=== PROVIDED RECORDS ===

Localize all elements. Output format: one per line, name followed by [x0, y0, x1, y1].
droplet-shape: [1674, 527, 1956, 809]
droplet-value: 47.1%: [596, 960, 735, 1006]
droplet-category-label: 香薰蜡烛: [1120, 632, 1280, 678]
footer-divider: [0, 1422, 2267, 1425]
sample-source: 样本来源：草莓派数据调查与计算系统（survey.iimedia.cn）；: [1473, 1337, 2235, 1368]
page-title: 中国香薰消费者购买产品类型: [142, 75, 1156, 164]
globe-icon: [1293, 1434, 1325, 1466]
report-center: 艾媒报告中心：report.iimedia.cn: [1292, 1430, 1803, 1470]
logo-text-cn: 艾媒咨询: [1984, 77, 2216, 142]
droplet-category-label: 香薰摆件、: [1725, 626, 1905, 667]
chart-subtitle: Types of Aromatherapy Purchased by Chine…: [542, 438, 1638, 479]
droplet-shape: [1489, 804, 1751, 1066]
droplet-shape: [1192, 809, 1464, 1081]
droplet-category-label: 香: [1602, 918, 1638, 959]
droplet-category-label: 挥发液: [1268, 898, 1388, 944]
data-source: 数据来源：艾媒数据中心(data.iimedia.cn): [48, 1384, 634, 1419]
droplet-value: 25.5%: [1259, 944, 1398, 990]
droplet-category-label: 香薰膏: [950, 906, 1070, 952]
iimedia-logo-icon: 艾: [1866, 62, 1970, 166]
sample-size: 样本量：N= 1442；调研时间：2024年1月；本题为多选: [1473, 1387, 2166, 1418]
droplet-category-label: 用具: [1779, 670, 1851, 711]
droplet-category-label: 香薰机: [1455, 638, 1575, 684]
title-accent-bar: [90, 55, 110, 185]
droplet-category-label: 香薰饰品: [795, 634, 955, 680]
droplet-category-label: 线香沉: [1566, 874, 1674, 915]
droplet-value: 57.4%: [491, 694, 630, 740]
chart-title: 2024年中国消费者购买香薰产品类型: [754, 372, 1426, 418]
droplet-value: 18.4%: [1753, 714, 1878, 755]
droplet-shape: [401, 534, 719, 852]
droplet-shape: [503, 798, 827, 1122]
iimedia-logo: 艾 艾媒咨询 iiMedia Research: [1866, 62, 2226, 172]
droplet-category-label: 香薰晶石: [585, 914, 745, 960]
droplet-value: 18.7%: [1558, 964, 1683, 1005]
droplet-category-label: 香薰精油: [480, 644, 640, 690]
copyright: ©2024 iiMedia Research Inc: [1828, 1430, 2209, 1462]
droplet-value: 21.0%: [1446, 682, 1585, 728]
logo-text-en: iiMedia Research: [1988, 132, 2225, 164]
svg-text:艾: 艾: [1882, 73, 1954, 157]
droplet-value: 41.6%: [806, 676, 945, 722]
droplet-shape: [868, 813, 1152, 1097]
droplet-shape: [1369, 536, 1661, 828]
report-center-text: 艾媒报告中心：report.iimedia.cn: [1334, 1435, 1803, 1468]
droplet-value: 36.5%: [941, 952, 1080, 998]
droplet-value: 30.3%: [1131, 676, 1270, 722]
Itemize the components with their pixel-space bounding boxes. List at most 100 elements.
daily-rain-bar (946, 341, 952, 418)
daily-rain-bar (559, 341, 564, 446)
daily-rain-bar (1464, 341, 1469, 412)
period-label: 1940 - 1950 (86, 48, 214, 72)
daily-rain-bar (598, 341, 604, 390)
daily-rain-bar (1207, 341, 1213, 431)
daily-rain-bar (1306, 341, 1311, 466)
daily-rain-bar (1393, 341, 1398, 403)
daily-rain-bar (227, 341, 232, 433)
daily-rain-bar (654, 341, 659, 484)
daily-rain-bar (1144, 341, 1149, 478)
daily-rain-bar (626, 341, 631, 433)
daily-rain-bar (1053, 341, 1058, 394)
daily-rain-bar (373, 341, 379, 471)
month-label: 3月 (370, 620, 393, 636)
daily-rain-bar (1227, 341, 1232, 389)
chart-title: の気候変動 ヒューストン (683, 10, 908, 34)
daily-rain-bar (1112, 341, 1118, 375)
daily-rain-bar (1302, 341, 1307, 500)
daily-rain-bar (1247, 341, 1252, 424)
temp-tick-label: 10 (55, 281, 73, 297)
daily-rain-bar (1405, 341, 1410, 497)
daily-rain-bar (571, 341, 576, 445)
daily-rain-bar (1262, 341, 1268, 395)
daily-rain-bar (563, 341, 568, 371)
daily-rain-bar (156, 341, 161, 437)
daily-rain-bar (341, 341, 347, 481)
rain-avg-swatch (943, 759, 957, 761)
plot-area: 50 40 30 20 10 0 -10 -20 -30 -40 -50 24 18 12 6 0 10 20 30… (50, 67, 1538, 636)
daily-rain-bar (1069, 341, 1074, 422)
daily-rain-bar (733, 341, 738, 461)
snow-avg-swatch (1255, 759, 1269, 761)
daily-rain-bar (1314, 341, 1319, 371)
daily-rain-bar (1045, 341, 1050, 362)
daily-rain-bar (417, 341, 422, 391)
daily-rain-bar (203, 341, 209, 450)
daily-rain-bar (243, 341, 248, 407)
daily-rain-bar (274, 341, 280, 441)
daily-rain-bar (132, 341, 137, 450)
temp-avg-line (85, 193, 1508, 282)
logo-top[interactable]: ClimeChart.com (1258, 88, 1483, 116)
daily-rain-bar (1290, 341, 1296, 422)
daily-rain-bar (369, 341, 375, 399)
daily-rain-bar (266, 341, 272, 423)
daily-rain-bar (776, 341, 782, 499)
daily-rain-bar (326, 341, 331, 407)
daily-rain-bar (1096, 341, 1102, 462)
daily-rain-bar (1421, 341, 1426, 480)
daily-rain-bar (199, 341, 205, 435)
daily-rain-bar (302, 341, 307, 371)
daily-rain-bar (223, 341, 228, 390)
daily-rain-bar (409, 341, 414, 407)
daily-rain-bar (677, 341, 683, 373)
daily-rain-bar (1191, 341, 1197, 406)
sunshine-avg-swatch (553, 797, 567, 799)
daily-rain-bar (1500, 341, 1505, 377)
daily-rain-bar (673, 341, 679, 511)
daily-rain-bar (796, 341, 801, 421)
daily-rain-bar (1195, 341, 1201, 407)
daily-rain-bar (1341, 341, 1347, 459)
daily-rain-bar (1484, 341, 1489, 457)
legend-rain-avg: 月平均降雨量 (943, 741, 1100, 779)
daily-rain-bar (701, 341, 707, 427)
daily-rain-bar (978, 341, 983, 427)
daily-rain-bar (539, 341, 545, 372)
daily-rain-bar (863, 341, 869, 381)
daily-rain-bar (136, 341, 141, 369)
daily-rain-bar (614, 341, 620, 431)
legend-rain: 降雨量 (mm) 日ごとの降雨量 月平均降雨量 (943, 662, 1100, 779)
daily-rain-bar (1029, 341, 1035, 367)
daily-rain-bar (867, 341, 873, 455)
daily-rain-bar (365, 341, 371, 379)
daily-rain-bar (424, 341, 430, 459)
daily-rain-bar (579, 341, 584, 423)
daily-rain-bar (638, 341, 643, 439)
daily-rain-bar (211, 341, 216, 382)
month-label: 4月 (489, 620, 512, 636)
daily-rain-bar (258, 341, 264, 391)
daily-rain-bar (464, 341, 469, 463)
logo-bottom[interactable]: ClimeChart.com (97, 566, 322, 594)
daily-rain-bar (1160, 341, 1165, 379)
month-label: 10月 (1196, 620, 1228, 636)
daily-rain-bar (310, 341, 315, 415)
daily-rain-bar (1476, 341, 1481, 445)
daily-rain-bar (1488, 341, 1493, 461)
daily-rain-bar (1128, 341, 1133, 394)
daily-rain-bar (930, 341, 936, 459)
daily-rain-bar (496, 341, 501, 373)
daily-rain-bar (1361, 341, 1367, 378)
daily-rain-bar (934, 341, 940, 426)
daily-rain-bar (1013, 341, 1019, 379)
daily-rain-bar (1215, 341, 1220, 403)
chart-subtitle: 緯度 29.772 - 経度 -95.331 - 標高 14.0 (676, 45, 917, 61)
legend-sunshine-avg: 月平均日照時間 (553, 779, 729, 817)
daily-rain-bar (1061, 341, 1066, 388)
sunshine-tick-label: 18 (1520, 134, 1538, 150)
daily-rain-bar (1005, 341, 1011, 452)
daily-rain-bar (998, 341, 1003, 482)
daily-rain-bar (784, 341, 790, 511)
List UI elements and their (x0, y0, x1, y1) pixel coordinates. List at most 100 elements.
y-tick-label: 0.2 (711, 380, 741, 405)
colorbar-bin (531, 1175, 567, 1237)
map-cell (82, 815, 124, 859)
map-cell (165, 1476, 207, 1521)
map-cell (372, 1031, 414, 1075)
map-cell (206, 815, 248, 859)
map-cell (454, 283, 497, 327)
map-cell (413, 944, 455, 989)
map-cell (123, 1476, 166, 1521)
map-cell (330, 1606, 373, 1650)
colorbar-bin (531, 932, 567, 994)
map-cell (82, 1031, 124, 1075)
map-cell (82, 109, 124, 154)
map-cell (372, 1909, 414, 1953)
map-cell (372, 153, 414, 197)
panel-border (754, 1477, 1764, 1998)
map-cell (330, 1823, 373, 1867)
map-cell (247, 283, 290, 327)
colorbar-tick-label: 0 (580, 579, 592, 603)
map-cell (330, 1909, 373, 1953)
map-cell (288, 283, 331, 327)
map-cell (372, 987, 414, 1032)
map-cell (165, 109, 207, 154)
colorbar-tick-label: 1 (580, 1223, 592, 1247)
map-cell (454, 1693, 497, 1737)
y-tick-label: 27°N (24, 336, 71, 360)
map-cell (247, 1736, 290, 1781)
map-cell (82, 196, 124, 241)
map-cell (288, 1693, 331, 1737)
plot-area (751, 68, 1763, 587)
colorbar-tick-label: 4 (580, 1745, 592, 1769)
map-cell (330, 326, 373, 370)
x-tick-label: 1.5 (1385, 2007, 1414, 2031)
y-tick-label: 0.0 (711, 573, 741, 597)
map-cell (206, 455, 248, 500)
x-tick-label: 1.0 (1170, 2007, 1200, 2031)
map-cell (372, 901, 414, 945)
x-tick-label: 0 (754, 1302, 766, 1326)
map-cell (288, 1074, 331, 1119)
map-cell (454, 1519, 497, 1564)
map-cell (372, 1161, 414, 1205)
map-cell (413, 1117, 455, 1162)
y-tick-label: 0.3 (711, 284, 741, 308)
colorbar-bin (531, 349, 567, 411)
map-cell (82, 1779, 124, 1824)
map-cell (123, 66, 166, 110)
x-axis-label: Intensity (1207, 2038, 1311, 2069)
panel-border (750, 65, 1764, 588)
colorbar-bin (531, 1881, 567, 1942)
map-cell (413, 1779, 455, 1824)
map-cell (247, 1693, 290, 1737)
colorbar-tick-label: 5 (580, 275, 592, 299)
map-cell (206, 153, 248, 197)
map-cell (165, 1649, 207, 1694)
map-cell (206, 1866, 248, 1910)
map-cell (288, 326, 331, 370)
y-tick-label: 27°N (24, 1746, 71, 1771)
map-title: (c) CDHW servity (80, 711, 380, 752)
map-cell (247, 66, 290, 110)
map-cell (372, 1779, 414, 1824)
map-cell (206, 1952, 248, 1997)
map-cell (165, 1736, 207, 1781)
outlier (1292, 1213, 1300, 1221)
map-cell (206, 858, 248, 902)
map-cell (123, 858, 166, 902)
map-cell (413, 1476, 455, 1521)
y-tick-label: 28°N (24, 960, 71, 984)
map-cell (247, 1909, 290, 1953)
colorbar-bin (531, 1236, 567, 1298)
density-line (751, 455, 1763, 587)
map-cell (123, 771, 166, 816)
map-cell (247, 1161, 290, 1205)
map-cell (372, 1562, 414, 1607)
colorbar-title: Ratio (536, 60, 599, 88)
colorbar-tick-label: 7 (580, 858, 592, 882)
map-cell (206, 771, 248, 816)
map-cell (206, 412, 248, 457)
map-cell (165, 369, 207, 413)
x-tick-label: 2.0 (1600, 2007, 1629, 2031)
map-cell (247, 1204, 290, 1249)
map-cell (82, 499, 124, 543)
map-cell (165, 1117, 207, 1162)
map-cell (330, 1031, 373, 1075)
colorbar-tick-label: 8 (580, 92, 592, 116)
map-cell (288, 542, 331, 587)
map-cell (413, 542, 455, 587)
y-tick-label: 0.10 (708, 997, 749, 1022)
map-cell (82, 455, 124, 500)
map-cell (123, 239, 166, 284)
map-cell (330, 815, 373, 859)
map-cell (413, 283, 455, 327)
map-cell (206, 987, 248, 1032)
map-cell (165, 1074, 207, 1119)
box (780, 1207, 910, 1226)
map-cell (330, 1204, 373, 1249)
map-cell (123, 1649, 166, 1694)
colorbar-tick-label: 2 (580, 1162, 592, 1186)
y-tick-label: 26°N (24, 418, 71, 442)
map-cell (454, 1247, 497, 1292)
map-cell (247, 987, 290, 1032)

===

REQUIREMENT:
Can you reproduce the records from the start through the line containing "globe-icon: [1293, 1434, 1325, 1466]", both ends included, swapping "footer-divider" for "bottom-divider" and leaving everything else unchanged?

SOLUTION FOR THIS PROBLEM:
Localize all elements. Output format: one per line, name followed by [x0, y0, x1, y1].
droplet-shape: [1674, 527, 1956, 809]
droplet-value: 47.1%: [596, 960, 735, 1006]
droplet-category-label: 香薰蜡烛: [1120, 632, 1280, 678]
bottom-divider: [0, 1422, 2267, 1425]
sample-source: 样本来源：草莓派数据调查与计算系统（survey.iimedia.cn）；: [1473, 1337, 2235, 1368]
page-title: 中国香薰消费者购买产品类型: [142, 75, 1156, 164]
globe-icon: [1293, 1434, 1325, 1466]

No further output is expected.